(Supplied data begins)

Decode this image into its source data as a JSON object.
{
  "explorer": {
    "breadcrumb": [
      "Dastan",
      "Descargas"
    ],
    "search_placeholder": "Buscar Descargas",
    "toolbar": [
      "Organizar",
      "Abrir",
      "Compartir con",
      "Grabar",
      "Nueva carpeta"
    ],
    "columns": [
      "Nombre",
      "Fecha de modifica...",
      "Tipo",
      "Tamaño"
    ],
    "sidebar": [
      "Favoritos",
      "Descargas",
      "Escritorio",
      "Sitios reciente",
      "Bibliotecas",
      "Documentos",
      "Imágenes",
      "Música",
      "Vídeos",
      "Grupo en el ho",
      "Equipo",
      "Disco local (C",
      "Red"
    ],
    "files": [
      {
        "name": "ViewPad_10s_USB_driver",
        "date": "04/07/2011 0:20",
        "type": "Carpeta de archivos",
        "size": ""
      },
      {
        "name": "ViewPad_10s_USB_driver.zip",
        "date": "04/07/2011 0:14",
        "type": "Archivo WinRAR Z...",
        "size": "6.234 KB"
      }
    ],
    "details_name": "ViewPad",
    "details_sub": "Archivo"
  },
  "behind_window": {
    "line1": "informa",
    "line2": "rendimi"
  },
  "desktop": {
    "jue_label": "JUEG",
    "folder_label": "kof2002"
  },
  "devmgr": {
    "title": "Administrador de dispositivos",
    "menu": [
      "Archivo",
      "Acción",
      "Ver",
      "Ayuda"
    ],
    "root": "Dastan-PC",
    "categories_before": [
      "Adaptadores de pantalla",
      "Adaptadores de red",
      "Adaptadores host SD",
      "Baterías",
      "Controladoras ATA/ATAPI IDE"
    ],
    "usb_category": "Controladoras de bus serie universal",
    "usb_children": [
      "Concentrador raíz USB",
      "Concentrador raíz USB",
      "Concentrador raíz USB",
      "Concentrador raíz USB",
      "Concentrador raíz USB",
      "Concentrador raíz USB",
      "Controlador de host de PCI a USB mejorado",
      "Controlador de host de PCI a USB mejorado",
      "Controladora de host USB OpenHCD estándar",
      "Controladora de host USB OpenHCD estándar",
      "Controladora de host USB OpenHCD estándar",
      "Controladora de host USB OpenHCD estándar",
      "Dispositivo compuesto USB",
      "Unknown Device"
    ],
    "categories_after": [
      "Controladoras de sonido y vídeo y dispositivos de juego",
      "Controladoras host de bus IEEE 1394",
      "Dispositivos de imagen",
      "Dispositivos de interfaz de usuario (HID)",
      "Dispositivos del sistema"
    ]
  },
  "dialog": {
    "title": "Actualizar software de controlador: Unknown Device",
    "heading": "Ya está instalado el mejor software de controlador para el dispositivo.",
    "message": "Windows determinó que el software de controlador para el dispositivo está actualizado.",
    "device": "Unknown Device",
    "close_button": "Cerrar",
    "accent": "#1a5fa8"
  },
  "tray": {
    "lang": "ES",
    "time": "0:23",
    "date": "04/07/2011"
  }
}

(Supplied data ends)

Could you transcribe the whole listing exactly?

▶ **Solution to the problem**:
Decode this image into its source data as a JSON object.
{
  "explorer": {
    "breadcrumb": [
      "Dastan",
      "Descargas"
    ],
    "search_placeholder": "Buscar Descargas",
    "toolbar": [
      "Organizar",
      "Abrir",
      "Compartir con",
      "Grabar",
      "Nueva carpeta"
    ],
    "columns": [
      "Nombre",
      "Fecha de modifica...",
      "Tipo",
      "Tamaño"
    ],
    "sidebar": [
      "Favoritos",
      "Descargas",
      "Escritorio",
      "Sitios reciente",
      "Bibliotecas",
      "Documentos",
      "Imágenes",
      "Música",
      "Vídeos",
      "Grupo en el ho",
      "Equipo",
      "Disco local (C",
      "Red"
    ],
    "files": [
      {
        "name": "ViewPad_10s_USB_driver",
        "date": "04/07/2011 0:20",
        "type": "Carpeta de archivos",
        "size": ""
      },
      {
        "name": "ViewPad_10s_USB_driver.zip",
        "date": "04/07/2011 0:14",
        "type": "Archivo WinRAR Z...",
        "size": "6.234 KB"
      }
    ],
    "details_name": "ViewPad",
    "details_sub": "Archivo"
  },
  "behind_window": {
    "line1": "informa",
    "line2": "rendimi"
  },
  "desktop": {
    "jue_label": "JUEG",
    "folder_label": "kof2002"
  },
  "devmgr": {
    "title": "Administrador de dispositivos",
    "menu": [
      "Archivo",
      "Acción",
      "Ver",
      "Ayuda"
    ],
    "root": "Dastan-PC",
    "categories_before": [
      "Adaptadores de pantalla",
      "Adaptadores de red",
      "Adaptadores host SD",
      "Baterías",
      "Controladoras ATA/ATAPI IDE"
    ],
    "usb_category": "Controladoras de bus serie universal",
    "usb_children": [
      "Concentrador raíz USB",
      "Concentrador raíz USB",
      "Concentrador raíz USB",
      "Concentrador raíz USB",
      "Concentrador raíz USB",
      "Concentrador raíz USB",
      "Controlador de host de PCI a USB mejorado",
      "Controlador de host de PCI a USB mejorado",
      "Controladora de host USB OpenHCD estándar",
      "Controladora de host USB OpenHCD estándar",
      "Controladora de host USB OpenHCD estándar",
      "Controladora de host USB OpenHCD estándar",
      "Dispositivo compuesto USB",
      "Unknown Device"
    ],
    "categories_after": [
      "Controladoras de sonido y vídeo y dispositivos de juego",
      "Controladoras host de bus IEEE 1394",
      "Dispositivos de imagen",
      "Dispositivos de interfaz de usuario (HID)",
      "Dispositivos del sistema"
    ]
  },
  "dialog": {
    "title": "Actualizar software de controlador: Unknown Device",
    "heading": "Ya está instalado el mejor software de controlador para el dispositivo.",
    "message": "Windows determinó que el software de controlador para el dispositivo está actualizado.",
    "device": "Unknown Device",
    "close_button": "Cerrar",
    "accent": "#1a5fa8"
  },
  "tray": {
    "lang": "ES",
    "time": "0:23",
    "date": "04/07/2011"
  }
}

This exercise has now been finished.